SET TASK |
Gather each line in the entries that includes the string "name".

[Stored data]
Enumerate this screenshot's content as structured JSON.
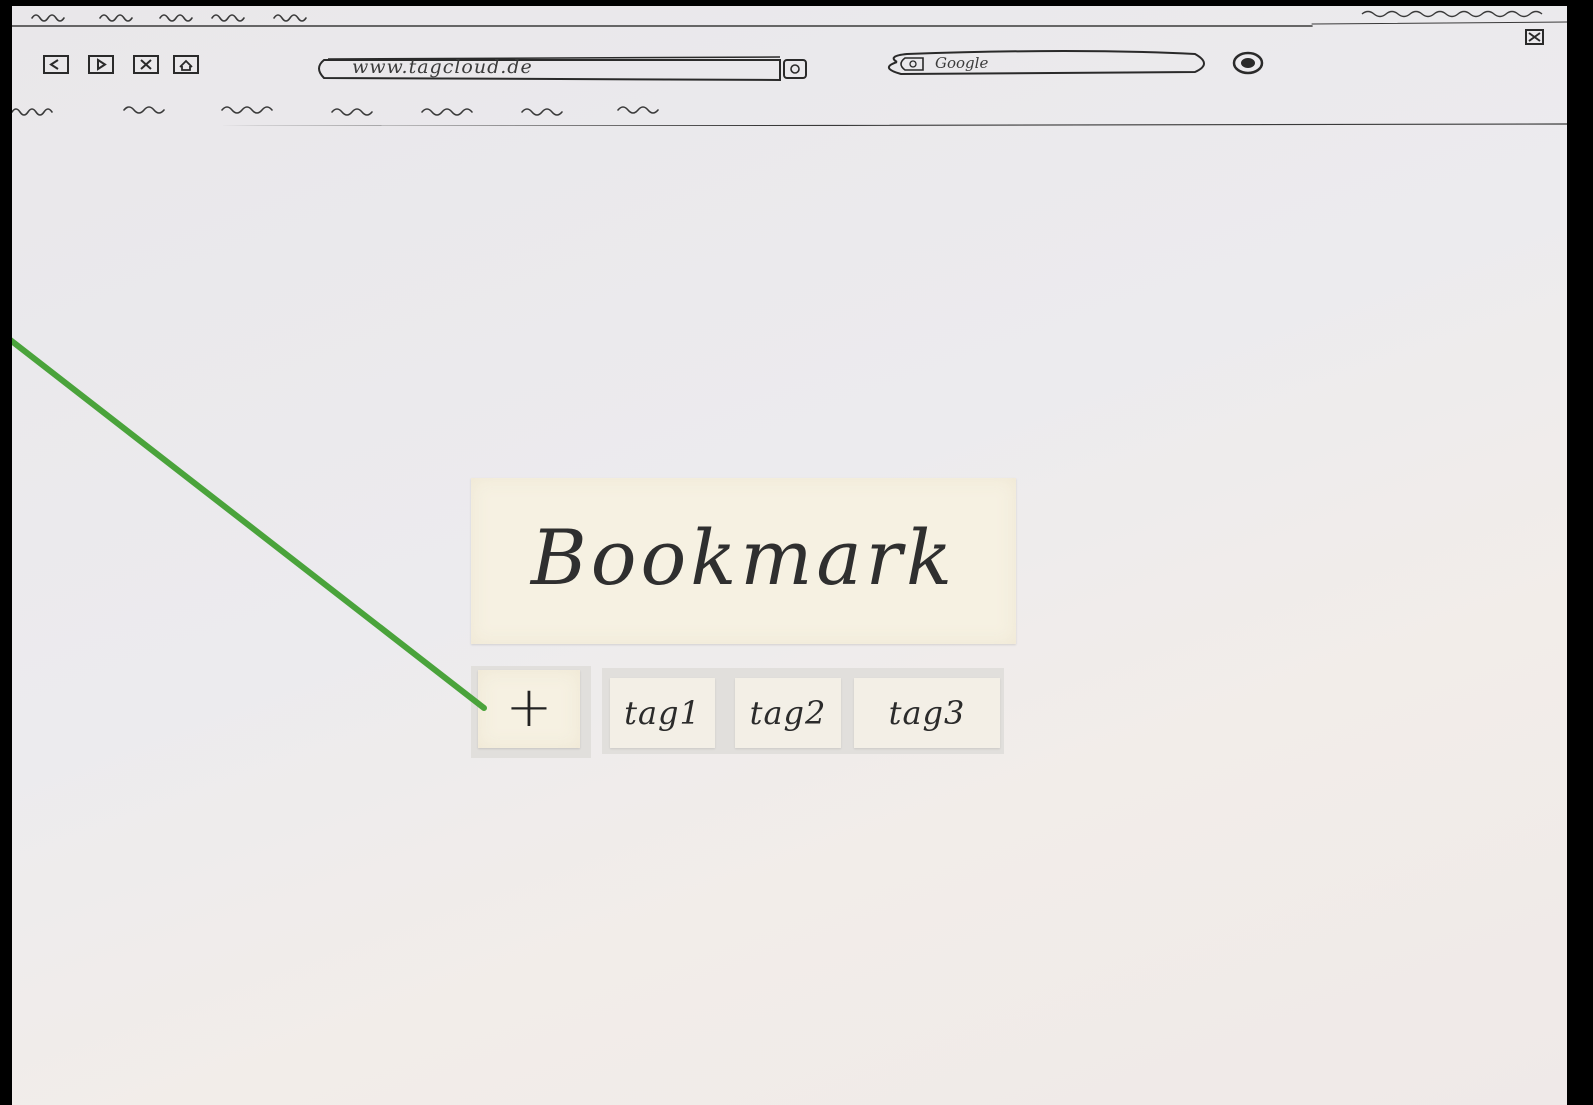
{
  "browser": {
    "url": "www.tagcloud.de",
    "search_placeholder": "Google"
  },
  "bookmark": {
    "label": "Bookmark"
  },
  "add_tag": {
    "label": "+"
  },
  "tags": [
    {
      "label": "tag1"
    },
    {
      "label": "tag2"
    },
    {
      "label": "tag3"
    }
  ],
  "colors": {
    "paper": "#ecebee",
    "sticky_note": "#f6f1e2",
    "annotation_line": "#4aa33b",
    "pencil": "#2f2f2f"
  },
  "icons": {
    "nav_buttons": [
      "back-icon",
      "forward-icon",
      "stop-icon",
      "home-icon"
    ],
    "search_go": "search-go-icon",
    "window_close": "close-icon"
  }
}
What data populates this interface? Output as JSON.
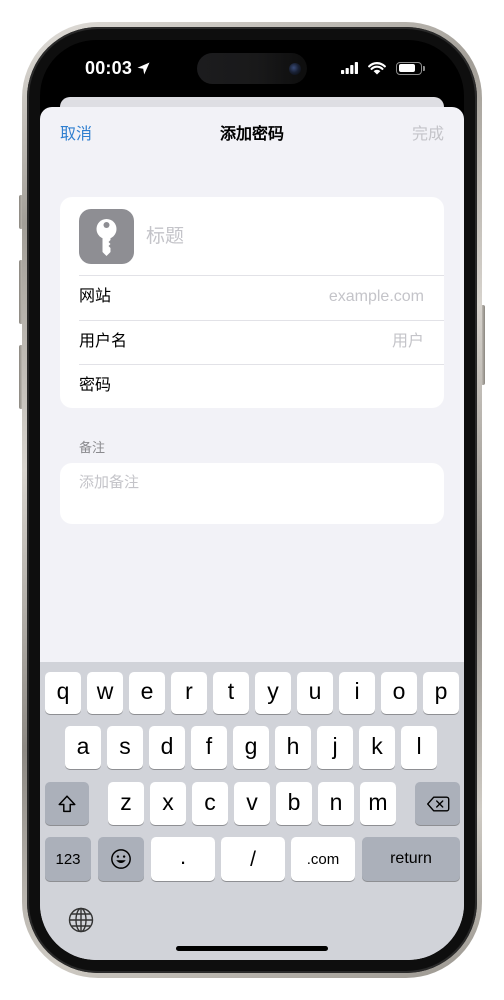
{
  "status_bar": {
    "time": "00:03",
    "location_icon": "location-arrow-icon",
    "signal_icon": "signal-icon",
    "wifi_icon": "wifi-icon",
    "battery_icon": "battery-icon",
    "battery_level": 0.8
  },
  "nav": {
    "cancel_label": "取消",
    "title": "添加密码",
    "done_label": "完成"
  },
  "entry": {
    "icon": "key-icon",
    "title_placeholder": "标题",
    "fields": [
      {
        "label": "网站",
        "placeholder": "example.com"
      },
      {
        "label": "用户名",
        "placeholder": "用户"
      },
      {
        "label": "密码"
      }
    ]
  },
  "notes": {
    "section_label": "备注",
    "placeholder": "添加备注"
  },
  "keyboard": {
    "row1": [
      "q",
      "w",
      "e",
      "r",
      "t",
      "y",
      "u",
      "i",
      "o",
      "p"
    ],
    "row2": [
      "a",
      "s",
      "d",
      "f",
      "g",
      "h",
      "j",
      "k",
      "l"
    ],
    "row3": [
      "z",
      "x",
      "c",
      "v",
      "b",
      "n",
      "m"
    ],
    "shift_icon": "shift-icon",
    "delete_icon": "delete-icon",
    "numbers_label": "123",
    "emoji_icon": "emoji-icon",
    "period_label": ".",
    "slash_label": "/",
    "dotcom_label": ".com",
    "return_label": "return",
    "globe_icon": "globe-icon"
  },
  "colors": {
    "accent": "#2f7fd0",
    "disabled_text": "#c4c4c9",
    "sheet_background": "#f2f2f7",
    "keyboard_background": "#d1d3d9",
    "special_key": "#abb0ba",
    "site_icon_background": "#8e8e93"
  }
}
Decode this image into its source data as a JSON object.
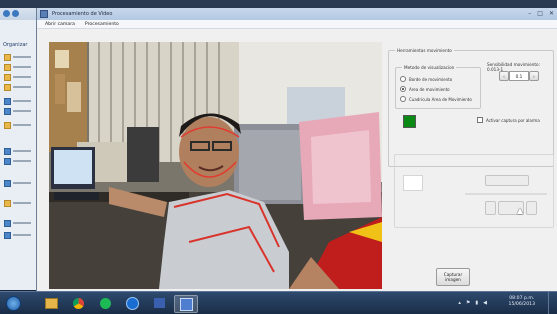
{
  "window": {
    "title": "Procesamiento de Video",
    "controls": {
      "minimize": "–",
      "maximize": "□",
      "close": "✕"
    }
  },
  "menu": [
    "Abrir camara",
    "Procesamiento"
  ],
  "explorer": {
    "organize_label": "Organizar"
  },
  "panel": {
    "group_title": "Herramientas movimiento",
    "sensitivity_label": "Sensibilidad movimiento: 0.013-1",
    "sensitivity_value": "0.1",
    "method_title": "Metodo de visualizacion",
    "methods": [
      {
        "label": "Borde de movimiento",
        "selected": false
      },
      {
        "label": "Area de movimiento",
        "selected": true
      },
      {
        "label": "Cuadricula Area de Movimiento",
        "selected": false
      }
    ],
    "auto_capture_label": "Activar captura por alarma",
    "indicator_color": "#0a8a14",
    "capture_button": "Capturar imagen"
  },
  "taskbar": {
    "time": "08:07 p.m.",
    "date": "15/06/2013",
    "apps": [
      "start-orb",
      "explorer",
      "chrome",
      "spotify",
      "media-center",
      "video-app",
      "processing-app"
    ]
  }
}
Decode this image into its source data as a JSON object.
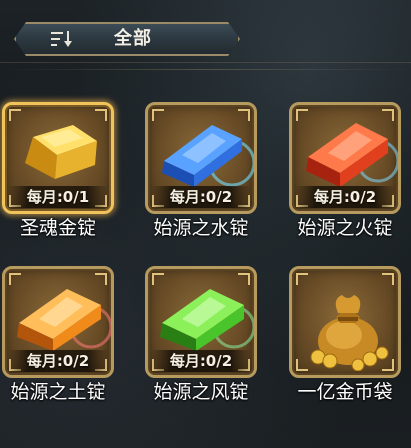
{
  "filter": {
    "label": "全部",
    "icon": "sort-list-icon"
  },
  "items": [
    {
      "name": "圣魂金锭",
      "limit": "每月:0/1",
      "color": "gold",
      "icon": "gold-ingot-icon",
      "selected": true
    },
    {
      "name": "始源之水锭",
      "limit": "每月:0/2",
      "color": "blue",
      "icon": "blue-ingot-icon"
    },
    {
      "name": "始源之火锭",
      "limit": "每月:0/2",
      "color": "red",
      "icon": "red-ingot-icon"
    },
    {
      "name": "始源之土锭",
      "limit": "每月:0/2",
      "color": "orange",
      "icon": "orange-ingot-icon"
    },
    {
      "name": "始源之风锭",
      "limit": "每月:0/2",
      "color": "green",
      "icon": "green-ingot-icon"
    },
    {
      "name": "一亿金币袋",
      "limit": "",
      "color": "gold",
      "icon": "coin-bag-icon"
    }
  ],
  "colors": {
    "frame_border": "#b69a5e",
    "frame_selected": "#f0c45a",
    "gold": "#e7b22d",
    "blue": "#2f6fe0",
    "red": "#e0401e",
    "orange": "#f08a1a",
    "green": "#49c42a"
  }
}
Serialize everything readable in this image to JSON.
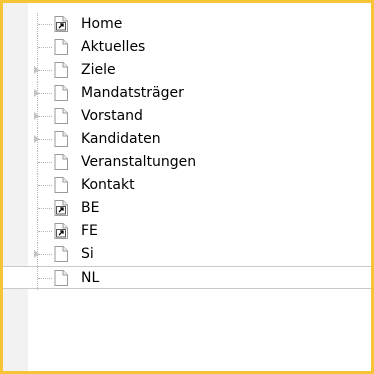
{
  "tree": {
    "items": [
      {
        "label": "Home",
        "icon": "page-shortcut-icon",
        "expandable": false,
        "selected": false
      },
      {
        "label": "Aktuelles",
        "icon": "page-icon",
        "expandable": false,
        "selected": false
      },
      {
        "label": "Ziele",
        "icon": "page-icon",
        "expandable": true,
        "selected": false
      },
      {
        "label": "Mandatsträger",
        "icon": "page-icon",
        "expandable": true,
        "selected": false
      },
      {
        "label": "Vorstand",
        "icon": "page-icon",
        "expandable": true,
        "selected": false
      },
      {
        "label": "Kandidaten",
        "icon": "page-icon",
        "expandable": true,
        "selected": false
      },
      {
        "label": "Veranstaltungen",
        "icon": "page-icon",
        "expandable": false,
        "selected": false
      },
      {
        "label": "Kontakt",
        "icon": "page-icon",
        "expandable": false,
        "selected": false
      },
      {
        "label": "BE",
        "icon": "page-shortcut-icon",
        "expandable": false,
        "selected": false
      },
      {
        "label": "FE",
        "icon": "page-shortcut-icon",
        "expandable": false,
        "selected": false
      },
      {
        "label": "Si",
        "icon": "page-icon",
        "expandable": true,
        "selected": false
      },
      {
        "label": "NL",
        "icon": "page-icon",
        "expandable": false,
        "selected": true
      }
    ]
  },
  "colors": {
    "frame_border": "#f7c435",
    "tree_lines": "#b5b5b5",
    "selected_border": "#c9c9c9"
  }
}
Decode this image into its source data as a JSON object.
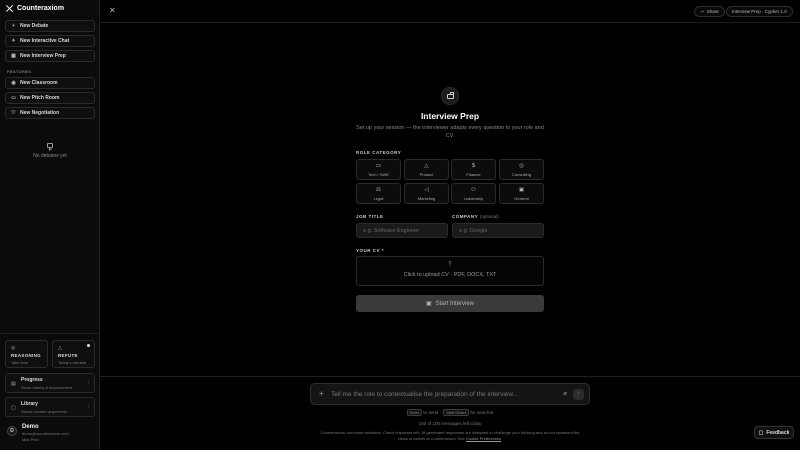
{
  "brand": {
    "name": "Counteraxiom"
  },
  "sidebar": {
    "actions": [
      {
        "label": "New Debate",
        "icon": "plus-icon"
      },
      {
        "label": "New Interactive Chat",
        "icon": "sparkle-icon"
      },
      {
        "label": "New Interview Prep",
        "icon": "grid-icon"
      }
    ],
    "section_label": "FEATURES",
    "features": [
      {
        "label": "New Classroom",
        "icon": "eye-icon"
      },
      {
        "label": "New Pitch Room",
        "icon": "presentation-icon"
      },
      {
        "label": "New Negotiation",
        "icon": "handshake-icon"
      }
    ],
    "empty_text": "No debates yet",
    "modes": [
      {
        "title": "REASONING",
        "subtitle": "Take time"
      },
      {
        "title": "REFUTE",
        "subtitle": "Today's rebuttal"
      }
    ],
    "nav": [
      {
        "title": "Progress",
        "subtitle": "Score history & improvement"
      },
      {
        "title": "Library",
        "subtitle": "Saved counter-arguments"
      }
    ],
    "user": {
      "initial": "D",
      "name": "Demo",
      "email": "demo@counteraxiom.com",
      "plan": "Max Plan"
    }
  },
  "topbar": {
    "share_label": "Share",
    "model_label": "Interview Prep · Cypher 1.0"
  },
  "main": {
    "title": "Interview Prep",
    "subtitle": "Set up your session — the interviewer adapts every question to your role and CV.",
    "role_label": "ROLE CATEGORY",
    "roles": [
      {
        "label": "Tech / SWE",
        "icon": "monitor-icon"
      },
      {
        "label": "Product",
        "icon": "triangle-icon"
      },
      {
        "label": "Finance",
        "icon": "dollar-icon"
      },
      {
        "label": "Consulting",
        "icon": "compass-icon"
      },
      {
        "label": "Legal",
        "icon": "scale-icon"
      },
      {
        "label": "Marketing",
        "icon": "megaphone-icon"
      },
      {
        "label": "Leadership",
        "icon": "users-icon"
      },
      {
        "label": "General",
        "icon": "briefcase-icon"
      }
    ],
    "job_title_label": "JOB TITLE",
    "job_title_placeholder": "e.g. Software Engineer",
    "company_label": "COMPANY",
    "company_optional": "(optional)",
    "company_placeholder": "e.g. Google",
    "cv_label": "YOUR CV *",
    "upload_text": "Click to upload CV · PDF, DOCX, TXT",
    "start_label": "Start Interview"
  },
  "composer": {
    "placeholder": "Tell me the role to contextualise the preparation of the interview...",
    "hint_key1": "Enter",
    "hint_text1": "to send",
    "hint_key2": "Shift+Enter",
    "hint_text2": "for new line",
    "counter": "100 of 100 messages left today",
    "disclaimer": "Counteraxiom can make mistakes. Check important info. AI generated responses are designed to challenge your thinking and do not represent the views or beliefs of Counteraxiom. See",
    "disclaimer_link": "Cookie Preferences"
  },
  "feedback_label": "Feedback"
}
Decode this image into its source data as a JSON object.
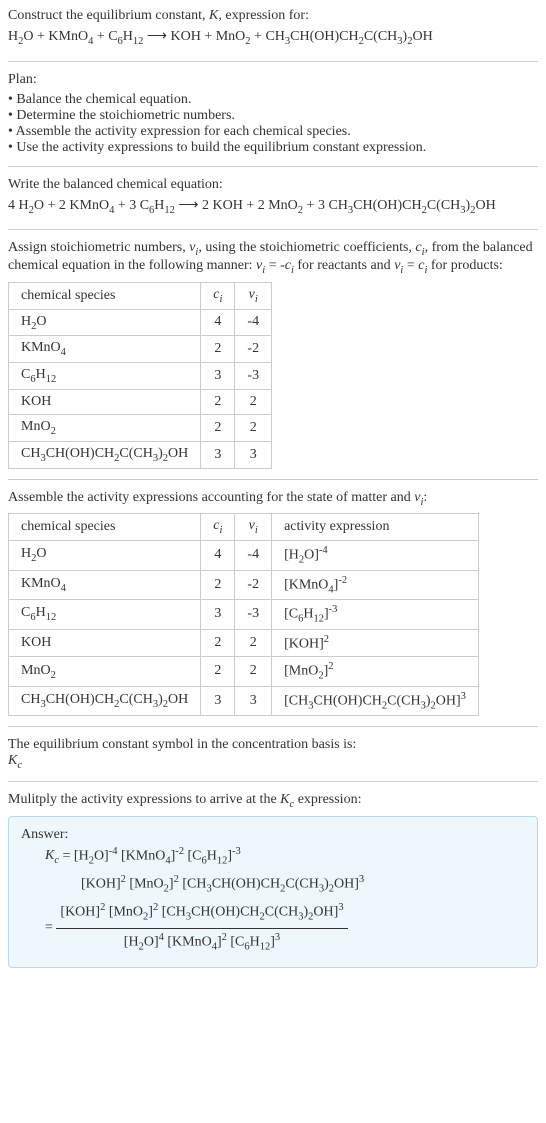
{
  "intro": {
    "line1": "Construct the equilibrium constant, K, expression for:",
    "equation": "H₂O + KMnO₄ + C₆H₁₂ ⟶ KOH + MnO₂ + CH₃CH(OH)CH₂C(CH₃)₂OH"
  },
  "plan": {
    "title": "Plan:",
    "items": [
      "Balance the chemical equation.",
      "Determine the stoichiometric numbers.",
      "Assemble the activity expression for each chemical species.",
      "Use the activity expressions to build the equilibrium constant expression."
    ]
  },
  "balanced": {
    "title": "Write the balanced chemical equation:",
    "equation": "4 H₂O + 2 KMnO₄ + 3 C₆H₁₂ ⟶ 2 KOH + 2 MnO₂ + 3 CH₃CH(OH)CH₂C(CH₃)₂OH"
  },
  "stoich": {
    "intro": "Assign stoichiometric numbers, νᵢ, using the stoichiometric coefficients, cᵢ, from the balanced chemical equation in the following manner: νᵢ = -cᵢ for reactants and νᵢ = cᵢ for products:",
    "headers": [
      "chemical species",
      "cᵢ",
      "νᵢ"
    ],
    "rows": [
      {
        "species": "H₂O",
        "c": "4",
        "v": "-4"
      },
      {
        "species": "KMnO₄",
        "c": "2",
        "v": "-2"
      },
      {
        "species": "C₆H₁₂",
        "c": "3",
        "v": "-3"
      },
      {
        "species": "KOH",
        "c": "2",
        "v": "2"
      },
      {
        "species": "MnO₂",
        "c": "2",
        "v": "2"
      },
      {
        "species": "CH₃CH(OH)CH₂C(CH₃)₂OH",
        "c": "3",
        "v": "3"
      }
    ]
  },
  "activity": {
    "intro": "Assemble the activity expressions accounting for the state of matter and νᵢ:",
    "headers": [
      "chemical species",
      "cᵢ",
      "νᵢ",
      "activity expression"
    ],
    "rows": [
      {
        "species": "H₂O",
        "c": "4",
        "v": "-4",
        "expr": "[H₂O]⁻⁴"
      },
      {
        "species": "KMnO₄",
        "c": "2",
        "v": "-2",
        "expr": "[KMnO₄]⁻²"
      },
      {
        "species": "C₆H₁₂",
        "c": "3",
        "v": "-3",
        "expr": "[C₆H₁₂]⁻³"
      },
      {
        "species": "KOH",
        "c": "2",
        "v": "2",
        "expr": "[KOH]²"
      },
      {
        "species": "MnO₂",
        "c": "2",
        "v": "2",
        "expr": "[MnO₂]²"
      },
      {
        "species": "CH₃CH(OH)CH₂C(CH₃)₂OH",
        "c": "3",
        "v": "3",
        "expr": "[CH₃CH(OH)CH₂C(CH₃)₂OH]³"
      }
    ]
  },
  "basis": {
    "line1": "The equilibrium constant symbol in the concentration basis is:",
    "line2": "K_c"
  },
  "multiply": {
    "intro": "Mulitply the activity expressions to arrive at the K_c expression:"
  },
  "answer": {
    "label": "Answer:",
    "line1": "K_c = [H₂O]⁻⁴ [KMnO₄]⁻² [C₆H₁₂]⁻³",
    "line2": "[KOH]² [MnO₂]² [CH₃CH(OH)CH₂C(CH₃)₂OH]³",
    "eq": "=",
    "frac_num": "[KOH]² [MnO₂]² [CH₃CH(OH)CH₂C(CH₃)₂OH]³",
    "frac_den": "[H₂O]⁴ [KMnO₄]² [C₆H₁₂]³"
  }
}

RESULT |
      "name": "圣魂金锭",
      "name": "始源之水锭",
      "name": "始源之火锭",
      "name": "始源之土锭",
      "name": "始源之风锭",
      "name": "一亿金币袋",
    "name": "Counteraxiom"
      "name": "Demo",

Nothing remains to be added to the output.